• [Aim of the exercise]: All of the data should be output character for character, except the pictures.

[Figure content listings]
....
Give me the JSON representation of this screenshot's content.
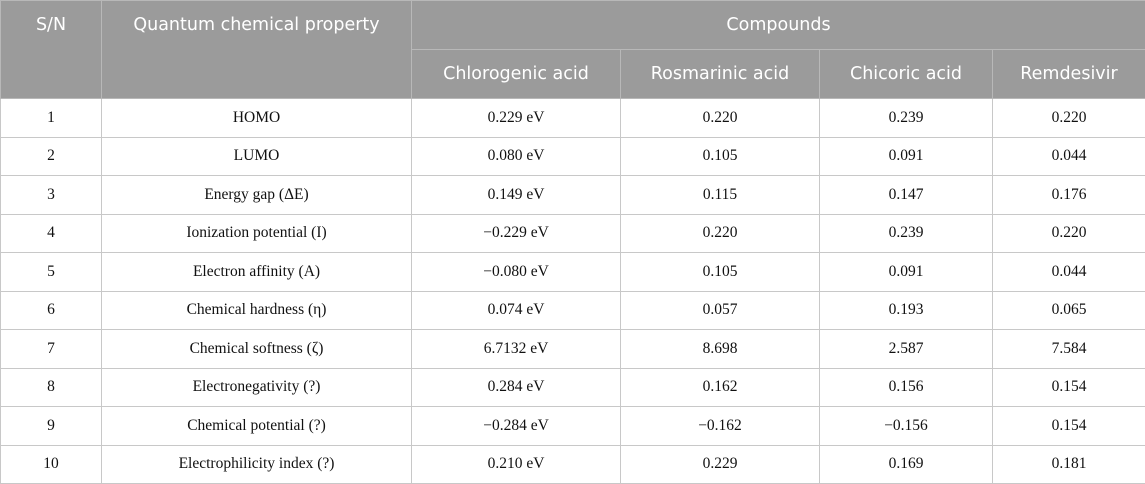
{
  "headers": {
    "sn": "S/N",
    "property": "Quantum chemical property",
    "compounds": "Compounds",
    "compound_names": [
      "Chlorogenic acid",
      "Rosmarinic acid",
      "Chicoric acid",
      "Remdesivir"
    ]
  },
  "rows": [
    {
      "sn": "1",
      "property": "HOMO",
      "values": [
        "0.229 eV",
        "0.220",
        "0.239",
        "0.220"
      ]
    },
    {
      "sn": "2",
      "property": "LUMO",
      "values": [
        "0.080 eV",
        "0.105",
        "0.091",
        "0.044"
      ]
    },
    {
      "sn": "3",
      "property": "Energy gap (ΔE)",
      "values": [
        "0.149 eV",
        "0.115",
        "0.147",
        "0.176"
      ]
    },
    {
      "sn": "4",
      "property": "Ionization potential (I)",
      "values": [
        "−0.229 eV",
        "0.220",
        "0.239",
        "0.220"
      ]
    },
    {
      "sn": "5",
      "property": "Electron affinity (A)",
      "values": [
        "−0.080 eV",
        "0.105",
        "0.091",
        "0.044"
      ]
    },
    {
      "sn": "6",
      "property": "Chemical hardness (η)",
      "values": [
        "0.074 eV",
        "0.057",
        "0.193",
        "0.065"
      ]
    },
    {
      "sn": "7",
      "property": "Chemical softness (ζ)",
      "values": [
        "6.7132 eV",
        "8.698",
        "2.587",
        "7.584"
      ]
    },
    {
      "sn": "8",
      "property": "Electronegativity (?)",
      "values": [
        "0.284 eV",
        "0.162",
        "0.156",
        "0.154"
      ]
    },
    {
      "sn": "9",
      "property": "Chemical potential (?)",
      "values": [
        "−0.284 eV",
        "−0.162",
        "−0.156",
        "0.154"
      ]
    },
    {
      "sn": "10",
      "property": "Electrophilicity index (?)",
      "values": [
        "0.210 eV",
        "0.229",
        "0.169",
        "0.181"
      ]
    }
  ]
}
....
• [Expected answer]:
Give me the JSON representation of this screenshot's content.
{
  "headers": {
    "sn": "S/N",
    "property": "Quantum chemical property",
    "compounds": "Compounds",
    "compound_names": [
      "Chlorogenic acid",
      "Rosmarinic acid",
      "Chicoric acid",
      "Remdesivir"
    ]
  },
  "rows": [
    {
      "sn": "1",
      "property": "HOMO",
      "values": [
        "0.229 eV",
        "0.220",
        "0.239",
        "0.220"
      ]
    },
    {
      "sn": "2",
      "property": "LUMO",
      "values": [
        "0.080 eV",
        "0.105",
        "0.091",
        "0.044"
      ]
    },
    {
      "sn": "3",
      "property": "Energy gap (ΔE)",
      "values": [
        "0.149 eV",
        "0.115",
        "0.147",
        "0.176"
      ]
    },
    {
      "sn": "4",
      "property": "Ionization potential (I)",
      "values": [
        "−0.229 eV",
        "0.220",
        "0.239",
        "0.220"
      ]
    },
    {
      "sn": "5",
      "property": "Electron affinity (A)",
      "values": [
        "−0.080 eV",
        "0.105",
        "0.091",
        "0.044"
      ]
    },
    {
      "sn": "6",
      "property": "Chemical hardness (η)",
      "values": [
        "0.074 eV",
        "0.057",
        "0.193",
        "0.065"
      ]
    },
    {
      "sn": "7",
      "property": "Chemical softness (ζ)",
      "values": [
        "6.7132 eV",
        "8.698",
        "2.587",
        "7.584"
      ]
    },
    {
      "sn": "8",
      "property": "Electronegativity (?)",
      "values": [
        "0.284 eV",
        "0.162",
        "0.156",
        "0.154"
      ]
    },
    {
      "sn": "9",
      "property": "Chemical potential (?)",
      "values": [
        "−0.284 eV",
        "−0.162",
        "−0.156",
        "0.154"
      ]
    },
    {
      "sn": "10",
      "property": "Electrophilicity index (?)",
      "values": [
        "0.210 eV",
        "0.229",
        "0.169",
        "0.181"
      ]
    }
  ]
}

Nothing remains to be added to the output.